Output each entry that follows exactly. Images stay out.

++++ Dataset excerpts ++++

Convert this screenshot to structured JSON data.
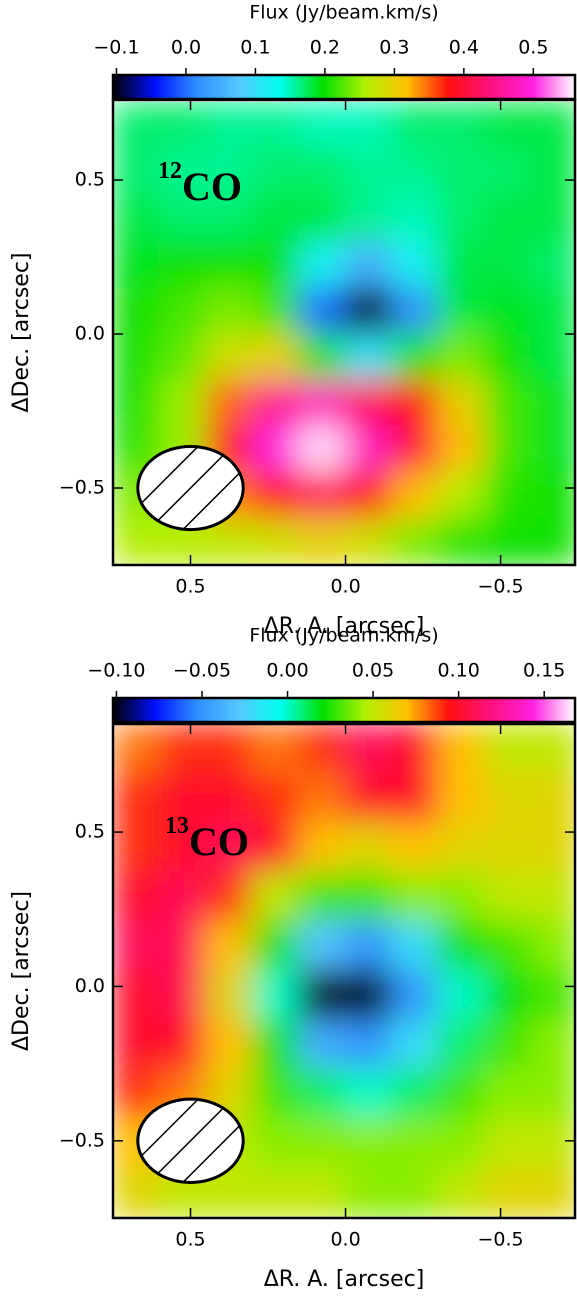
{
  "chart_data": [
    {
      "type": "heatmap",
      "colorbar_label": "Flux (Jy/beam.km/s)",
      "xlabel": "ΔR. A. [arcsec]",
      "ylabel": "ΔDec. [arcsec]",
      "annotation": {
        "mass": "12",
        "molecule": "CO"
      },
      "x": [
        0.675,
        0.525,
        0.375,
        0.225,
        0.075,
        -0.075,
        -0.225,
        -0.375,
        -0.525,
        -0.675
      ],
      "y": [
        0.675,
        0.525,
        0.375,
        0.225,
        0.075,
        -0.075,
        -0.225,
        -0.375,
        -0.525,
        -0.675
      ],
      "values": [
        [
          0.17,
          0.17,
          0.16,
          0.16,
          0.15,
          0.15,
          0.17,
          0.17,
          0.18,
          0.18
        ],
        [
          0.17,
          0.16,
          0.16,
          0.17,
          0.17,
          0.16,
          0.16,
          0.17,
          0.17,
          0.18
        ],
        [
          0.18,
          0.17,
          0.17,
          0.18,
          0.18,
          0.16,
          0.15,
          0.17,
          0.18,
          0.18
        ],
        [
          0.19,
          0.2,
          0.2,
          0.2,
          0.12,
          0.05,
          0.12,
          0.18,
          0.18,
          0.17
        ],
        [
          0.2,
          0.22,
          0.24,
          0.22,
          0.0,
          -0.1,
          0.02,
          0.18,
          0.19,
          0.18
        ],
        [
          0.2,
          0.23,
          0.28,
          0.3,
          0.2,
          0.1,
          0.2,
          0.24,
          0.2,
          0.18
        ],
        [
          0.2,
          0.25,
          0.35,
          0.45,
          0.48,
          0.42,
          0.38,
          0.3,
          0.22,
          0.19
        ],
        [
          0.21,
          0.25,
          0.38,
          0.5,
          0.55,
          0.48,
          0.4,
          0.32,
          0.22,
          0.19
        ],
        [
          0.24,
          0.26,
          0.34,
          0.38,
          0.42,
          0.38,
          0.32,
          0.26,
          0.21,
          0.2
        ],
        [
          0.26,
          0.26,
          0.27,
          0.28,
          0.3,
          0.28,
          0.24,
          0.21,
          0.2,
          0.2
        ]
      ],
      "clim": [
        -0.105,
        0.56
      ],
      "cticks": [
        {
          "value": -0.1,
          "label": "−0.1"
        },
        {
          "value": 0,
          "label": "0.0"
        },
        0.1,
        0.2,
        0.3,
        0.4,
        0.5
      ],
      "xlim": [
        0.75,
        -0.74
      ],
      "ylim": [
        -0.75,
        0.76
      ],
      "xticks": [
        0.5,
        {
          "value": 0,
          "label": "0.0"
        },
        {
          "value": -0.5,
          "label": "−0.5"
        }
      ],
      "yticks": [
        0.5,
        {
          "value": 0,
          "label": "0.0"
        },
        {
          "value": -0.5,
          "label": "−0.5"
        }
      ],
      "colormap": [
        "#000000",
        "#0010ff",
        "#2f8fff",
        "#55c8ff",
        "#00ffee",
        "#00e000",
        "#b0f000",
        "#ffc000",
        "#ff1010",
        "#ff1080",
        "#ff20e0",
        "#ffffff"
      ],
      "beam": {
        "x": 0.5,
        "y": -0.5,
        "width": 0.34,
        "height": 0.27
      }
    },
    {
      "type": "heatmap",
      "colorbar_label": "Flux (Jy/beam.km/s)",
      "xlabel": "ΔR. A. [arcsec]",
      "ylabel": "ΔDec. [arcsec]",
      "annotation": {
        "mass": "13",
        "molecule": "CO"
      },
      "x": [
        0.675,
        0.525,
        0.375,
        0.225,
        0.075,
        -0.075,
        -0.225,
        -0.375,
        -0.525,
        -0.675
      ],
      "y": [
        0.77,
        0.61,
        0.45,
        0.29,
        0.13,
        -0.03,
        -0.19,
        -0.35,
        -0.51,
        -0.67
      ],
      "values": [
        [
          0.08,
          0.09,
          0.09,
          0.08,
          0.09,
          0.11,
          0.1,
          0.07,
          0.05,
          0.05
        ],
        [
          0.09,
          0.1,
          0.1,
          0.09,
          0.08,
          0.1,
          0.1,
          0.07,
          0.06,
          0.06
        ],
        [
          0.09,
          0.1,
          0.11,
          0.1,
          0.07,
          0.06,
          0.07,
          0.06,
          0.06,
          0.06
        ],
        [
          0.1,
          0.11,
          0.09,
          0.05,
          0.03,
          0.03,
          0.04,
          0.04,
          0.05,
          0.05
        ],
        [
          0.11,
          0.11,
          0.07,
          0.02,
          -0.03,
          -0.05,
          -0.02,
          0.02,
          0.03,
          0.04
        ],
        [
          0.1,
          0.11,
          0.06,
          0.0,
          -0.1,
          -0.11,
          -0.05,
          0.0,
          0.02,
          0.03
        ],
        [
          0.1,
          0.1,
          0.07,
          0.02,
          -0.04,
          -0.05,
          -0.02,
          0.01,
          0.03,
          0.04
        ],
        [
          0.09,
          0.08,
          0.06,
          0.03,
          0.01,
          0.0,
          0.01,
          0.03,
          0.04,
          0.04
        ],
        [
          0.07,
          0.06,
          0.05,
          0.04,
          0.04,
          0.04,
          0.04,
          0.04,
          0.05,
          0.05
        ],
        [
          0.06,
          0.05,
          0.05,
          0.05,
          0.05,
          0.04,
          0.04,
          0.05,
          0.06,
          0.06
        ]
      ],
      "clim": [
        -0.102,
        0.168
      ],
      "cticks": [
        {
          "value": -0.1,
          "label": "−0.10"
        },
        {
          "value": -0.05,
          "label": "−0.05"
        },
        {
          "value": 0,
          "label": "0.00"
        },
        {
          "value": 0.05,
          "label": "0.05"
        },
        {
          "value": 0.1,
          "label": "0.10"
        },
        {
          "value": 0.15,
          "label": "0.15"
        }
      ],
      "xlim": [
        0.75,
        -0.74
      ],
      "ylim": [
        -0.75,
        0.85
      ],
      "xticks": [
        0.5,
        {
          "value": 0,
          "label": "0.0"
        },
        {
          "value": -0.5,
          "label": "−0.5"
        }
      ],
      "yticks": [
        0.5,
        {
          "value": 0,
          "label": "0.0"
        },
        {
          "value": -0.5,
          "label": "−0.5"
        }
      ],
      "colormap": [
        "#000000",
        "#0010ff",
        "#2f8fff",
        "#55c8ff",
        "#00ffee",
        "#00e000",
        "#b0f000",
        "#ffc000",
        "#ff1010",
        "#ff1080",
        "#ff20e0",
        "#ffffff"
      ],
      "beam": {
        "x": 0.5,
        "y": -0.5,
        "width": 0.34,
        "height": 0.27
      }
    }
  ]
}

++++

Correct answer —
Convert this screenshot to structured JSON data.
{
  "chart_data": [
    {
      "type": "heatmap",
      "colorbar_label": "Flux (Jy/beam.km/s)",
      "xlabel": "ΔR. A. [arcsec]",
      "ylabel": "ΔDec. [arcsec]",
      "annotation": {
        "mass": "12",
        "molecule": "CO"
      },
      "x": [
        0.675,
        0.525,
        0.375,
        0.225,
        0.075,
        -0.075,
        -0.225,
        -0.375,
        -0.525,
        -0.675
      ],
      "y": [
        0.675,
        0.525,
        0.375,
        0.225,
        0.075,
        -0.075,
        -0.225,
        -0.375,
        -0.525,
        -0.675
      ],
      "values": [
        [
          0.17,
          0.17,
          0.16,
          0.16,
          0.15,
          0.15,
          0.17,
          0.17,
          0.18,
          0.18
        ],
        [
          0.17,
          0.16,
          0.16,
          0.17,
          0.17,
          0.16,
          0.16,
          0.17,
          0.17,
          0.18
        ],
        [
          0.18,
          0.17,
          0.17,
          0.18,
          0.18,
          0.16,
          0.15,
          0.17,
          0.18,
          0.18
        ],
        [
          0.19,
          0.2,
          0.2,
          0.2,
          0.12,
          0.05,
          0.12,
          0.18,
          0.18,
          0.17
        ],
        [
          0.2,
          0.22,
          0.24,
          0.22,
          0.0,
          -0.1,
          0.02,
          0.18,
          0.19,
          0.18
        ],
        [
          0.2,
          0.23,
          0.28,
          0.3,
          0.2,
          0.1,
          0.2,
          0.24,
          0.2,
          0.18
        ],
        [
          0.2,
          0.25,
          0.35,
          0.45,
          0.48,
          0.42,
          0.38,
          0.3,
          0.22,
          0.19
        ],
        [
          0.21,
          0.25,
          0.38,
          0.5,
          0.55,
          0.48,
          0.4,
          0.32,
          0.22,
          0.19
        ],
        [
          0.24,
          0.26,
          0.34,
          0.38,
          0.42,
          0.38,
          0.32,
          0.26,
          0.21,
          0.2
        ],
        [
          0.26,
          0.26,
          0.27,
          0.28,
          0.3,
          0.28,
          0.24,
          0.21,
          0.2,
          0.2
        ]
      ],
      "clim": [
        -0.105,
        0.56
      ],
      "cticks": [
        {
          "value": -0.1,
          "label": "−0.1"
        },
        {
          "value": 0,
          "label": "0.0"
        },
        0.1,
        0.2,
        0.3,
        0.4,
        0.5
      ],
      "xlim": [
        0.75,
        -0.74
      ],
      "ylim": [
        -0.75,
        0.76
      ],
      "xticks": [
        0.5,
        {
          "value": 0,
          "label": "0.0"
        },
        {
          "value": -0.5,
          "label": "−0.5"
        }
      ],
      "yticks": [
        0.5,
        {
          "value": 0,
          "label": "0.0"
        },
        {
          "value": -0.5,
          "label": "−0.5"
        }
      ],
      "colormap": [
        "#000000",
        "#0010ff",
        "#2f8fff",
        "#55c8ff",
        "#00ffee",
        "#00e000",
        "#b0f000",
        "#ffc000",
        "#ff1010",
        "#ff1080",
        "#ff20e0",
        "#ffffff"
      ],
      "beam": {
        "x": 0.5,
        "y": -0.5,
        "width": 0.34,
        "height": 0.27
      }
    },
    {
      "type": "heatmap",
      "colorbar_label": "Flux (Jy/beam.km/s)",
      "xlabel": "ΔR. A. [arcsec]",
      "ylabel": "ΔDec. [arcsec]",
      "annotation": {
        "mass": "13",
        "molecule": "CO"
      },
      "x": [
        0.675,
        0.525,
        0.375,
        0.225,
        0.075,
        -0.075,
        -0.225,
        -0.375,
        -0.525,
        -0.675
      ],
      "y": [
        0.77,
        0.61,
        0.45,
        0.29,
        0.13,
        -0.03,
        -0.19,
        -0.35,
        -0.51,
        -0.67
      ],
      "values": [
        [
          0.08,
          0.09,
          0.09,
          0.08,
          0.09,
          0.11,
          0.1,
          0.07,
          0.05,
          0.05
        ],
        [
          0.09,
          0.1,
          0.1,
          0.09,
          0.08,
          0.1,
          0.1,
          0.07,
          0.06,
          0.06
        ],
        [
          0.09,
          0.1,
          0.11,
          0.1,
          0.07,
          0.06,
          0.07,
          0.06,
          0.06,
          0.06
        ],
        [
          0.1,
          0.11,
          0.09,
          0.05,
          0.03,
          0.03,
          0.04,
          0.04,
          0.05,
          0.05
        ],
        [
          0.11,
          0.11,
          0.07,
          0.02,
          -0.03,
          -0.05,
          -0.02,
          0.02,
          0.03,
          0.04
        ],
        [
          0.1,
          0.11,
          0.06,
          0.0,
          -0.1,
          -0.11,
          -0.05,
          0.0,
          0.02,
          0.03
        ],
        [
          0.1,
          0.1,
          0.07,
          0.02,
          -0.04,
          -0.05,
          -0.02,
          0.01,
          0.03,
          0.04
        ],
        [
          0.09,
          0.08,
          0.06,
          0.03,
          0.01,
          0.0,
          0.01,
          0.03,
          0.04,
          0.04
        ],
        [
          0.07,
          0.06,
          0.05,
          0.04,
          0.04,
          0.04,
          0.04,
          0.04,
          0.05,
          0.05
        ],
        [
          0.06,
          0.05,
          0.05,
          0.05,
          0.05,
          0.04,
          0.04,
          0.05,
          0.06,
          0.06
        ]
      ],
      "clim": [
        -0.102,
        0.168
      ],
      "cticks": [
        {
          "value": -0.1,
          "label": "−0.10"
        },
        {
          "value": -0.05,
          "label": "−0.05"
        },
        {
          "value": 0,
          "label": "0.00"
        },
        {
          "value": 0.05,
          "label": "0.05"
        },
        {
          "value": 0.1,
          "label": "0.10"
        },
        {
          "value": 0.15,
          "label": "0.15"
        }
      ],
      "xlim": [
        0.75,
        -0.74
      ],
      "ylim": [
        -0.75,
        0.85
      ],
      "xticks": [
        0.5,
        {
          "value": 0,
          "label": "0.0"
        },
        {
          "value": -0.5,
          "label": "−0.5"
        }
      ],
      "yticks": [
        0.5,
        {
          "value": 0,
          "label": "0.0"
        },
        {
          "value": -0.5,
          "label": "−0.5"
        }
      ],
      "colormap": [
        "#000000",
        "#0010ff",
        "#2f8fff",
        "#55c8ff",
        "#00ffee",
        "#00e000",
        "#b0f000",
        "#ffc000",
        "#ff1010",
        "#ff1080",
        "#ff20e0",
        "#ffffff"
      ],
      "beam": {
        "x": 0.5,
        "y": -0.5,
        "width": 0.34,
        "height": 0.27
      }
    }
  ]
}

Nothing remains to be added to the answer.